[Collected data]
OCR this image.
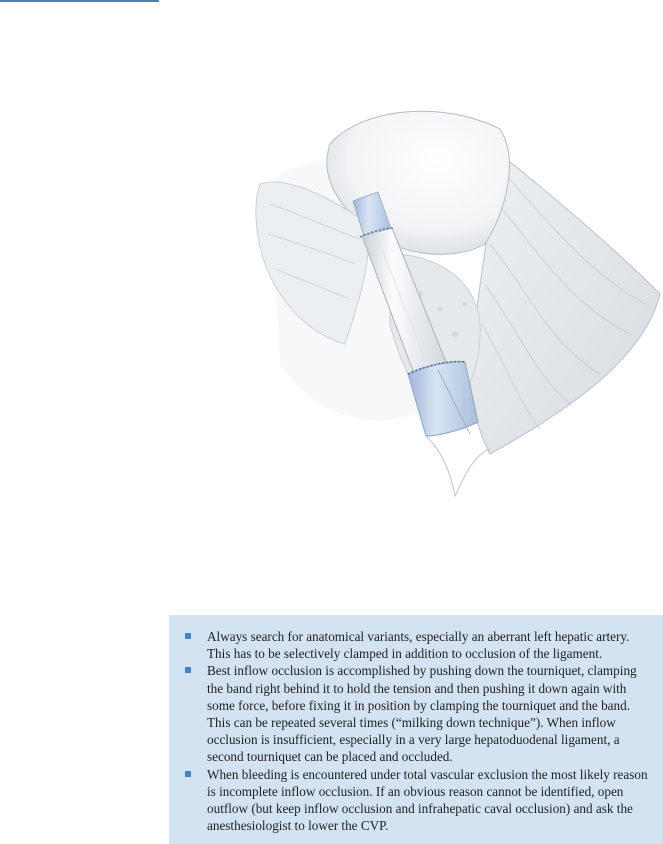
Always search for anatomical variants, especially an aberrant left hepatic artery. This has to be selectively clamped in addition to occlusion of the ligament.
Best inflow occlusion is accomplished by pushing down the tourniquet, clamping the band right behind it to hold the tension and then pushing it down again with some force, before fixing it in position by clamping the tourniquet and the band. This can be repeated several times (“milking down technique”). When inflow occlusion is insufficient, especially in a very large hepatoduodenal ligament, a second tourniquet can be placed and occluded.
When bleeding is encountered under total vascular exclusion the most likely reason is incomplete inflow occlusion. If an obvious reason cannot be identified, open outflow (but keep inflow occlusion and infrahepatic caval occlusion) and ask the anesthesiologist to lower the CVP.
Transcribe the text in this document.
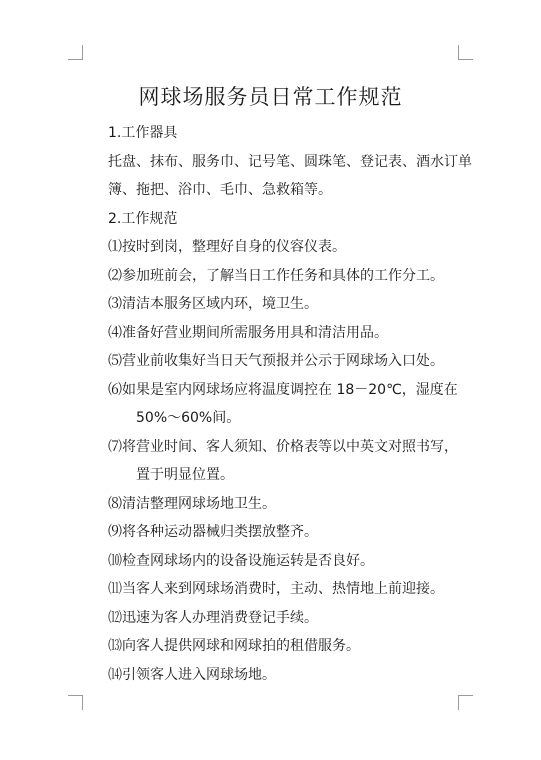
网球场服务员日常工作规范
1.工作器具
托盘、抹布、服务巾、记号笔、圆珠笔、登记表、酒水订单
簿、拖把、浴巾、毛巾、急救箱等。
2.工作规范
⑴按时到岗，整理好自身的仪容仪表。
⑵参加班前会，了解当日工作任务和具体的工作分工。
⑶清洁本服务区域内环，境卫生。
⑷准备好营业期间所需服务用具和清洁用品。
⑸营业前收集好当日天气预报并公示于网球场入口处。
⑹如果是室内网球场应将温度调控在 18－20℃，湿度在
50%～60%间。
⑺将营业时间、客人须知、价格表等以中英文对照书写，
置于明显位置。
⑻清洁整理网球场地卫生。
⑼将各种运动器械归类摆放整齐。
⑽检查网球场内的设备设施运转是否良好。
⑾当客人来到网球场消费时，主动、热情地上前迎接。
⑿迅速为客人办理消费登记手续。
⒀向客人提供网球和网球拍的租借服务。
⒁引领客人进入网球场地。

## Task statement
Except for the pictures, copy the material above exactly.

## Solution
OCR this image.
Always search for anatomical variants, especially an aberrant left hepatic artery. This has to be selectively clamped in addition to occlusion of the ligament.
Best inflow occlusion is accomplished by pushing down the tourniquet, clamping the band right behind it to hold the tension and then pushing it down again with some force, before fixing it in position by clamping the tourniquet and the band. This can be repeated several times (“milking down technique”). When inflow occlusion is insufficient, especially in a very large hepatoduodenal ligament, a second tourniquet can be placed and occluded.
When bleeding is encountered under total vascular exclusion the most likely reason is incomplete inflow occlusion. If an obvious reason cannot be identified, open outflow (but keep inflow occlusion and infrahepatic caval occlusion) and ask the anesthesiologist to lower the CVP.
Transcribe the text in this document.
网球场服务员日常工作规范
1.工作器具
托盘、抹布、服务巾、记号笔、圆珠笔、登记表、酒水订单
簿、拖把、浴巾、毛巾、急救箱等。
2.工作规范
⑴按时到岗，整理好自身的仪容仪表。
⑵参加班前会，了解当日工作任务和具体的工作分工。
⑶清洁本服务区域内环，境卫生。
⑷准备好营业期间所需服务用具和清洁用品。
⑸营业前收集好当日天气预报并公示于网球场入口处。
⑹如果是室内网球场应将温度调控在 18－20℃，湿度在
50%～60%间。
⑺将营业时间、客人须知、价格表等以中英文对照书写，
置于明显位置。
⑻清洁整理网球场地卫生。
⑼将各种运动器械归类摆放整齐。
⑽检查网球场内的设备设施运转是否良好。
⑾当客人来到网球场消费时，主动、热情地上前迎接。
⑿迅速为客人办理消费登记手续。
⒀向客人提供网球和网球拍的租借服务。
⒁引领客人进入网球场地。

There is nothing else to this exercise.